(Data records)
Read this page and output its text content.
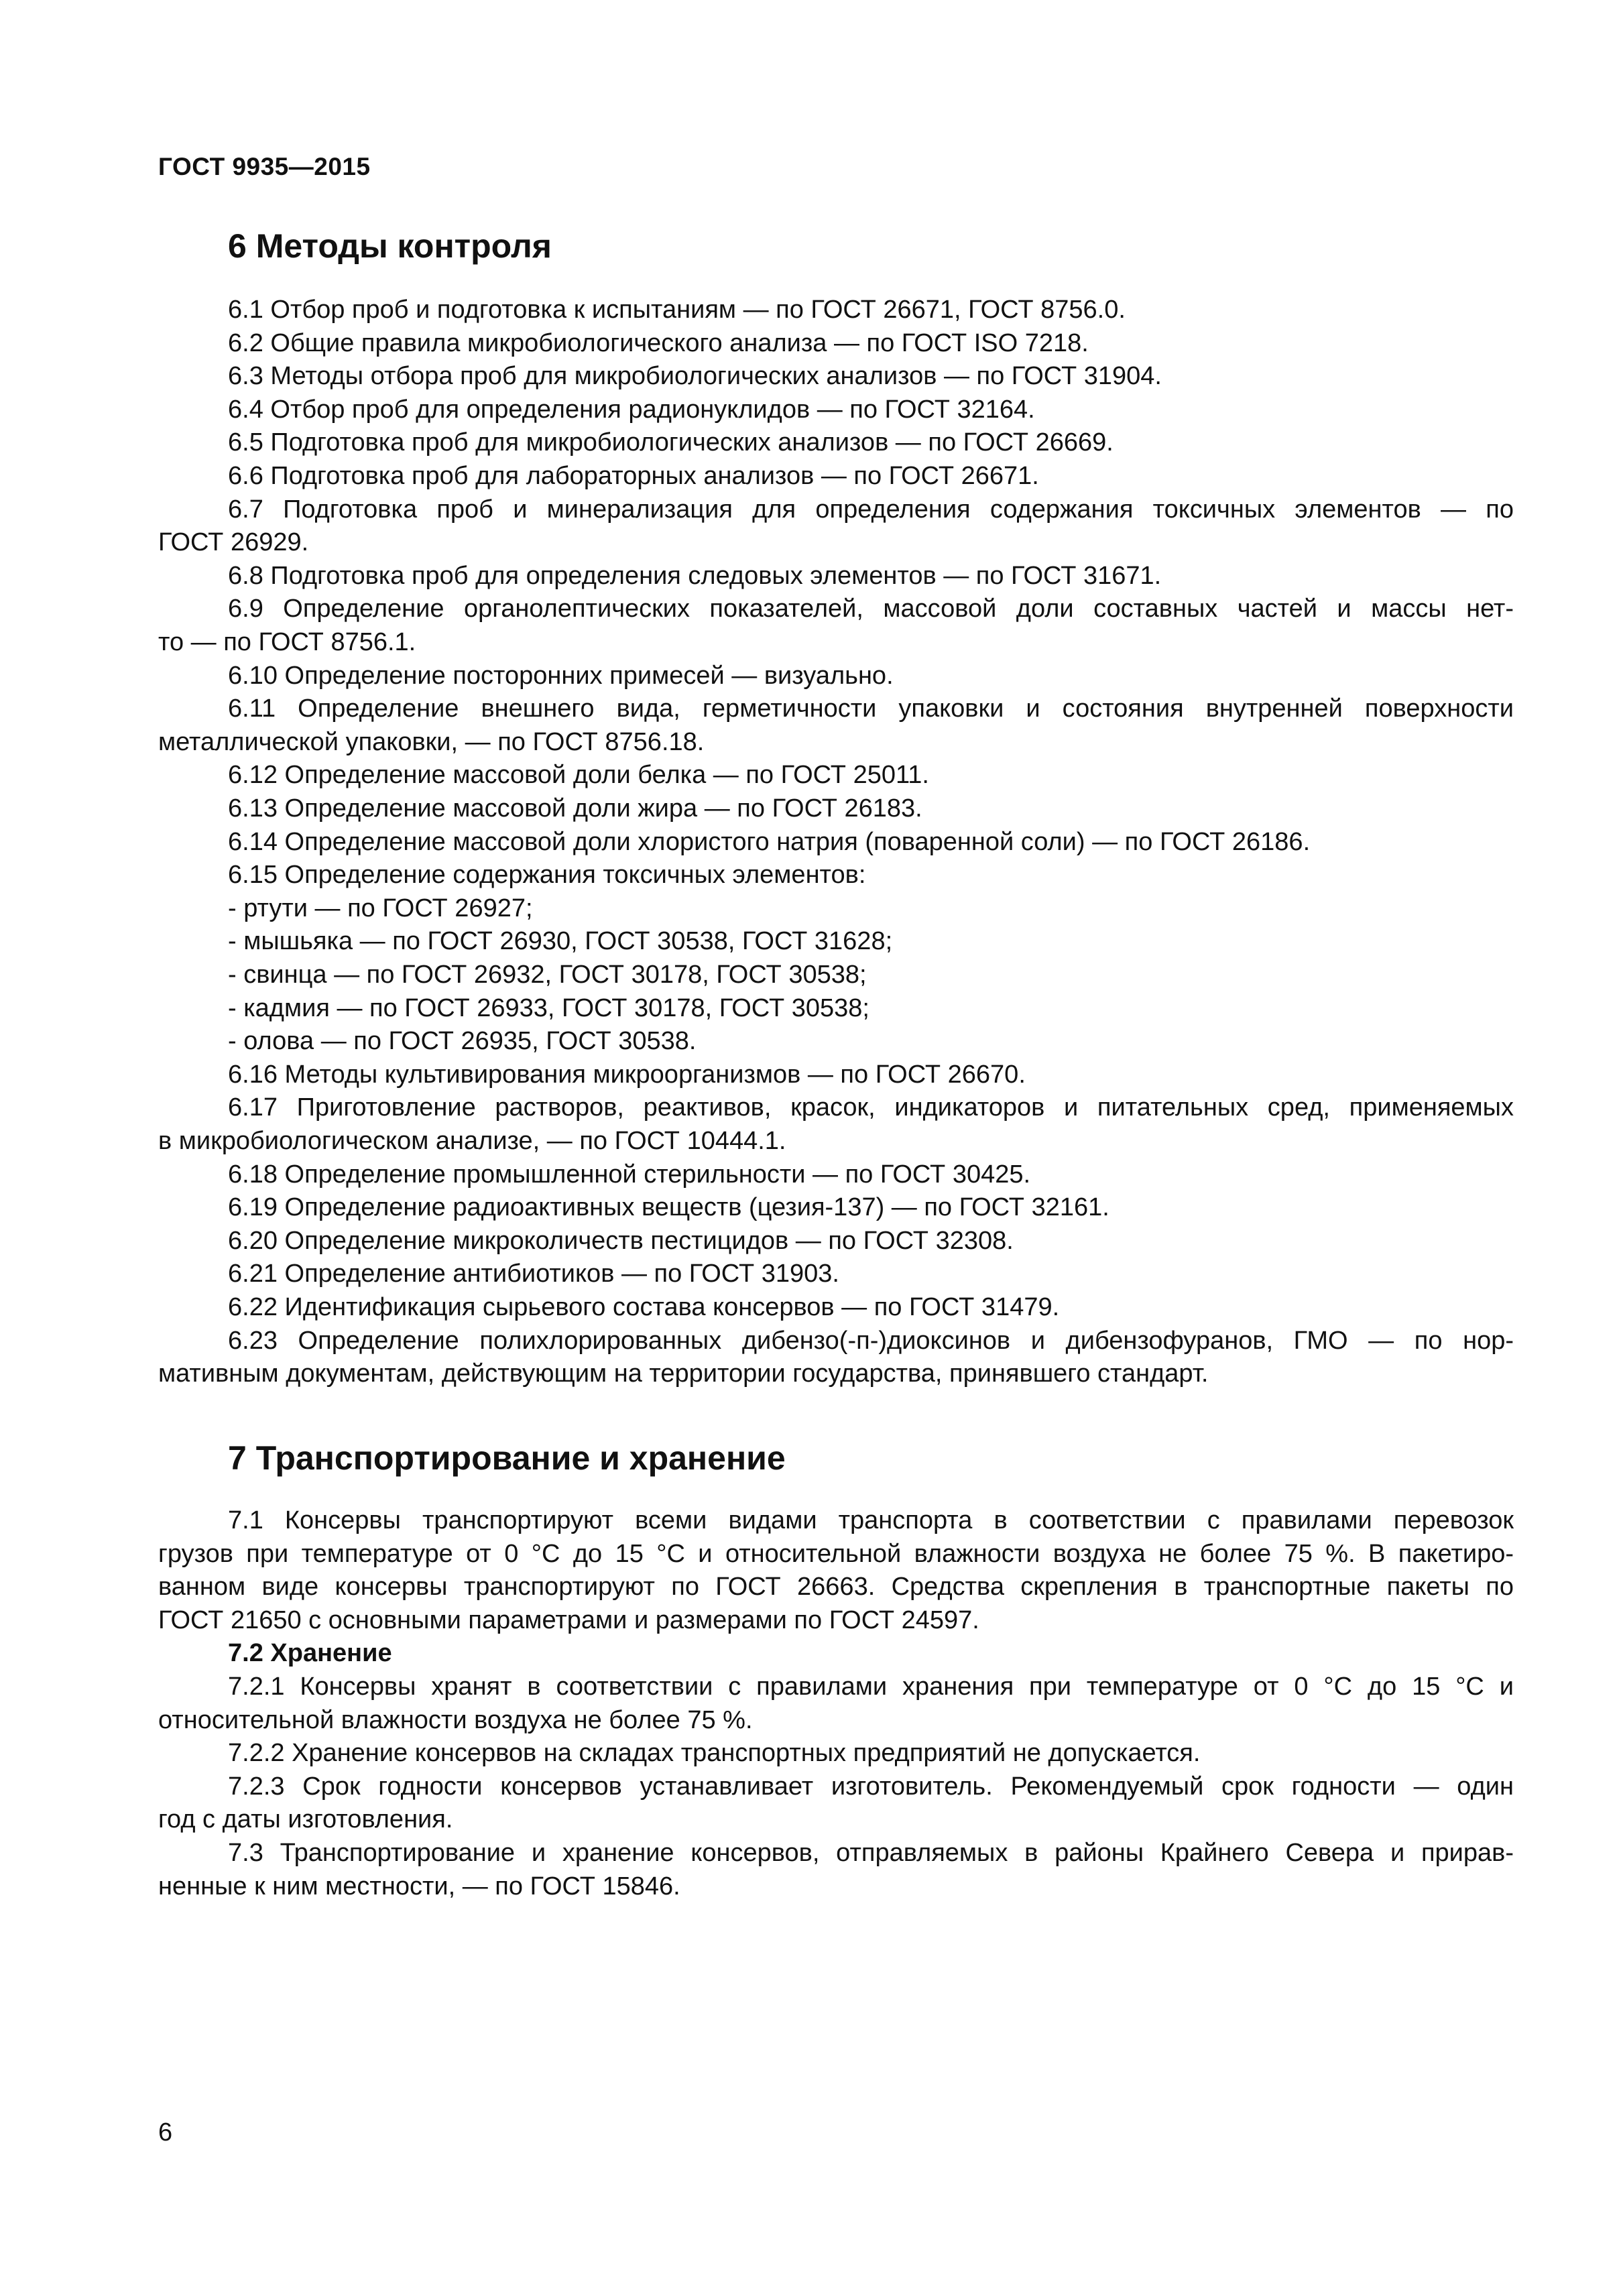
ГОСТ 9935—2015
6 Методы контроля
6.1 Отбор проб и подготовка к испытаниям — по ГОСТ 26671, ГОСТ 8756.0.
6.2 Общие правила микробиологического анализа — по ГОСТ ISO 7218.
6.3 Методы отбора проб для микробиологических анализов — по ГОСТ 31904.
6.4 Отбор проб для определения радионуклидов — по ГОСТ 32164.
6.5 Подготовка проб для микробиологических анализов — по ГОСТ 26669.
6.6 Подготовка проб для лабораторных анализов — по ГОСТ 26671.
6.7 Подготовка проб и минерализация для определения содержания токсичных элементов — по
ГОСТ 26929.
6.8 Подготовка проб для определения следовых элементов — по ГОСТ 31671.
6.9 Определение органолептических показателей, массовой доли составных частей и массы нет-
то — по ГОСТ 8756.1.
6.10 Определение посторонних примесей — визуально.
6.11 Определение внешнего вида, герметичности упаковки и состояния внутренней поверхности
металлической упаковки, — по ГОСТ 8756.18.
6.12 Определение массовой доли белка — по ГОСТ 25011.
6.13 Определение массовой доли жира — по ГОСТ 26183.
6.14 Определение массовой доли хлористого натрия (поваренной соли) — по ГОСТ 26186.
6.15 Определение содержания токсичных элементов:
- ртути — по ГОСТ 26927;
- мышьяка — по ГОСТ 26930, ГОСТ 30538, ГОСТ 31628;
- свинца — по ГОСТ 26932, ГОСТ 30178, ГОСТ 30538;
- кадмия — по ГОСТ 26933, ГОСТ 30178, ГОСТ 30538;
- олова — по ГОСТ 26935, ГОСТ 30538.
6.16 Методы культивирования микроорганизмов — по ГОСТ 26670.
6.17 Приготовление растворов, реактивов, красок, индикаторов и питательных сред, применяемых
в микробиологическом анализе, — по ГОСТ 10444.1.
6.18 Определение промышленной стерильности — по ГОСТ 30425.
6.19 Определение радиоактивных веществ (цезия-137) — по ГОСТ 32161.
6.20 Определение микроколичеств пестицидов — по ГОСТ 32308.
6.21 Определение антибиотиков — по ГОСТ 31903.
6.22 Идентификация сырьевого состава консервов — по ГОСТ 31479.
6.23 Определение полихлорированных дибензо(-п-)диоксинов и дибензофуранов, ГМО — по нор-
мативным документам, действующим на территории государства, принявшего стандарт.
7 Транспортирование и хранение
7.1 Консервы транспортируют всеми видами транспорта в соответствии с правилами перевозок
грузов при температуре от 0 °С до 15 °С и относительной влажности воздуха не более 75 %. В пакетиро-
ванном виде консервы транспортируют по ГОСТ 26663. Средства скрепления в транспортные пакеты по
ГОСТ 21650 с основными параметрами и размерами по ГОСТ 24597.
7.2 Хранение
7.2.1 Консервы хранят в соответствии с правилами хранения при температуре от 0 °С до 15 °С и
относительной влажности воздуха не более 75 %.
7.2.2 Хранение консервов на складах транспортных предприятий не допускается.
7.2.3 Срок годности консервов устанавливает изготовитель. Рекомендуемый срок годности — один
год с даты изготовления.
7.3 Транспортирование и хранение консервов, отправляемых в районы Крайнего Севера и прирав-
ненные к ним местности, — по ГОСТ 15846.
6
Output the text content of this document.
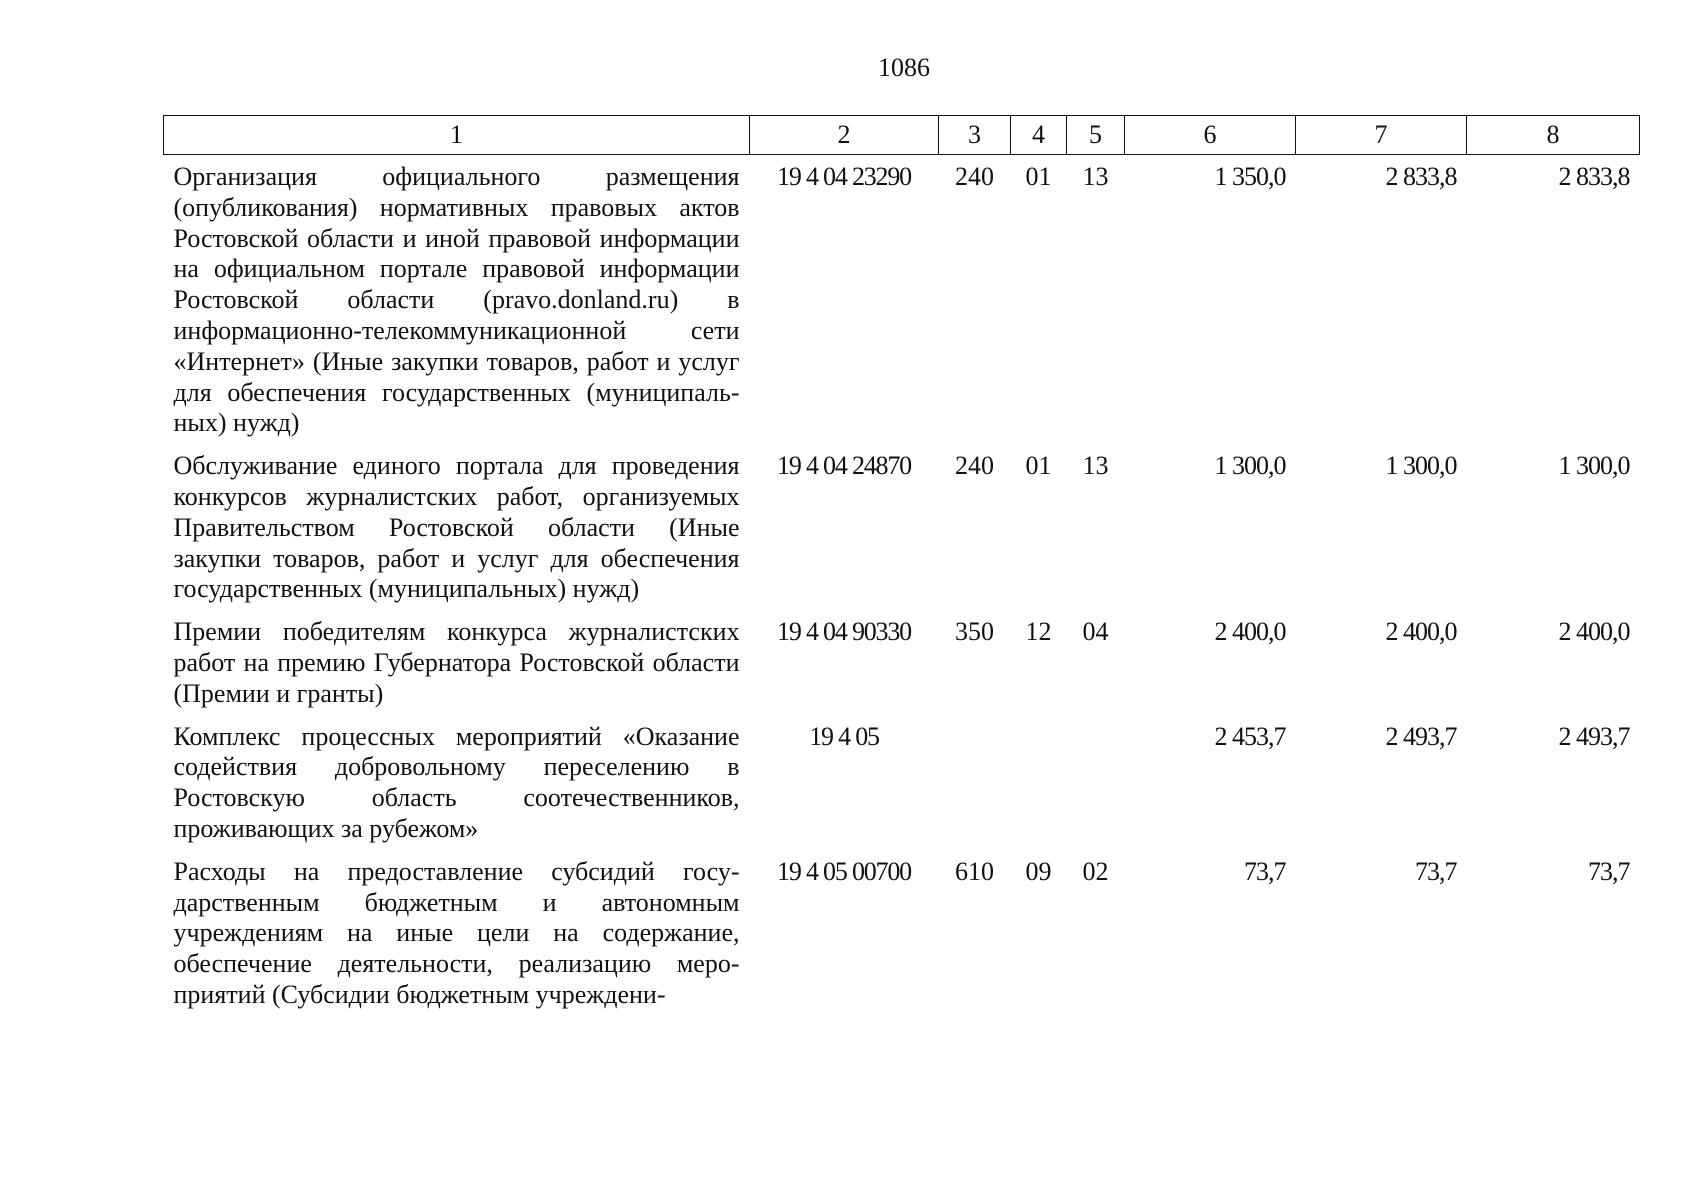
1086
1	2	3	4	5	6	7	8
Организация официального размещения (опубликования) нормативных правовых актов Ростовской области и иной правовой информации на официальном портале правовой информации Ростовской области (pravo.donland.ru) в информационно-телекоммуникационной сети «Интернет» (Иные закупки товаров, работ и услуг для обеспечения государственных (муниципальных) нужд)	19 4 04 23290	240	01	13	1 350,0	2 833,8	2 833,8
Обслуживание единого портала для проведения конкурсов журналистских работ, организуемых Правительством Ростовской области (Иные закупки товаров, работ и услуг для обеспечения государственных (муниципальных) нужд)	19 4 04 24870	240	01	13	1 300,0	1 300,0	1 300,0
Премии победителям конкурса журналистских работ на премию Губернатора Ростовской области (Премии и гранты)	19 4 04 90330	350	12	04	2 400,0	2 400,0	2 400,0
Комплекс процессных мероприятий «Оказание содействия добровольному переселению в Ростовскую область соотечественников, проживающих за рубежом»	19 4 05				2 453,7	2 493,7	2 493,7
Расходы на предоставление субсидий государственным бюджетным и автономным учреждениям на иные цели на содержание, обеспечение деятельности, реализацию мероприятий (Субсидии бюджетным учреждени-	19 4 05 00700	610	09	02	73,7	73,7	73,7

■ The problem
Copy every line above word for word and exclude the pictures.

■ In response
Read this page and output its text content.
ГОСТ 9935—2015
6 Методы контроля
6.1 Отбор проб и подготовка к испытаниям — по ГОСТ 26671, ГОСТ 8756.0.
6.2 Общие правила микробиологического анализа — по ГОСТ ISO 7218.
6.3 Методы отбора проб для микробиологических анализов — по ГОСТ 31904.
6.4 Отбор проб для определения радионуклидов — по ГОСТ 32164.
6.5 Подготовка проб для микробиологических анализов — по ГОСТ 26669.
6.6 Подготовка проб для лабораторных анализов — по ГОСТ 26671.
6.7 Подготовка проб и минерализация для определения содержания токсичных элементов — по
ГОСТ 26929.
6.8 Подготовка проб для определения следовых элементов — по ГОСТ 31671.
6.9 Определение органолептических показателей, массовой доли составных частей и массы нет-
то — по ГОСТ 8756.1.
6.10 Определение посторонних примесей — визуально.
6.11 Определение внешнего вида, герметичности упаковки и состояния внутренней поверхности
металлической упаковки, — по ГОСТ 8756.18.
6.12 Определение массовой доли белка — по ГОСТ 25011.
6.13 Определение массовой доли жира — по ГОСТ 26183.
6.14 Определение массовой доли хлористого натрия (поваренной соли) — по ГОСТ 26186.
6.15 Определение содержания токсичных элементов:
- ртути — по ГОСТ 26927;
- мышьяка — по ГОСТ 26930, ГОСТ 30538, ГОСТ 31628;
- свинца — по ГОСТ 26932, ГОСТ 30178, ГОСТ 30538;
- кадмия — по ГОСТ 26933, ГОСТ 30178, ГОСТ 30538;
- олова — по ГОСТ 26935, ГОСТ 30538.
6.16 Методы культивирования микроорганизмов — по ГОСТ 26670.
6.17 Приготовление растворов, реактивов, красок, индикаторов и питательных сред, применяемых
в микробиологическом анализе, — по ГОСТ 10444.1.
6.18 Определение промышленной стерильности — по ГОСТ 30425.
6.19 Определение радиоактивных веществ (цезия-137) — по ГОСТ 32161.
6.20 Определение микроколичеств пестицидов — по ГОСТ 32308.
6.21 Определение антибиотиков — по ГОСТ 31903.
6.22 Идентификация сырьевого состава консервов — по ГОСТ 31479.
6.23 Определение полихлорированных дибензо(-п-)диоксинов и дибензофуранов, ГМО — по нор-
мативным документам, действующим на территории государства, принявшего стандарт.
7 Транспортирование и хранение
7.1 Консервы транспортируют всеми видами транспорта в соответствии с правилами перевозок
грузов при температуре от 0 °С до 15 °С и относительной влажности воздуха не более 75 %. В пакетиро-
ванном виде консервы транспортируют по ГОСТ 26663. Средства скрепления в транспортные пакеты по
ГОСТ 21650 с основными параметрами и размерами по ГОСТ 24597.
7.2 Хранение
7.2.1 Консервы хранят в соответствии с правилами хранения при температуре от 0 °С до 15 °С и
относительной влажности воздуха не более 75 %.
7.2.2 Хранение консервов на складах транспортных предприятий не допускается.
7.2.3 Срок годности консервов устанавливает изготовитель. Рекомендуемый срок годности — один
год с даты изготовления.
7.3 Транспортирование и хранение консервов, отправляемых в районы Крайнего Севера и прирав-
ненные к ним местности, — по ГОСТ 15846.
6
Output the text content of this document.
1086
1	2	3	4	5	6	7	8
Организация официального размещения (опубликования) нормативных правовых актов Ростовской области и иной правовой информации на официальном портале правовой информации Ростовской области (pravo.donland.ru) в информационно-телекоммуникационной сети «Интернет» (Иные закупки товаров, работ и услуг для обеспечения государственных (муниципальных) нужд)	19 4 04 23290	240	01	13	1 350,0	2 833,8	2 833,8
Обслуживание единого портала для проведения конкурсов журналистских работ, организуемых Правительством Ростовской области (Иные закупки товаров, работ и услуг для обеспечения государственных (муниципальных) нужд)	19 4 04 24870	240	01	13	1 300,0	1 300,0	1 300,0
Премии победителям конкурса журналистских работ на премию Губернатора Ростовской области (Премии и гранты)	19 4 04 90330	350	12	04	2 400,0	2 400,0	2 400,0
Комплекс процессных мероприятий «Оказание содействия добровольному переселению в Ростовскую область соотечественников, проживающих за рубежом»	19 4 05				2 453,7	2 493,7	2 493,7
Расходы на предоставление субсидий государственным бюджетным и автономным учреждениям на иные цели на содержание, обеспечение деятельности, реализацию мероприятий (Субсидии бюджетным учреждени-	19 4 05 00700	610	09	02	73,7	73,7	73,7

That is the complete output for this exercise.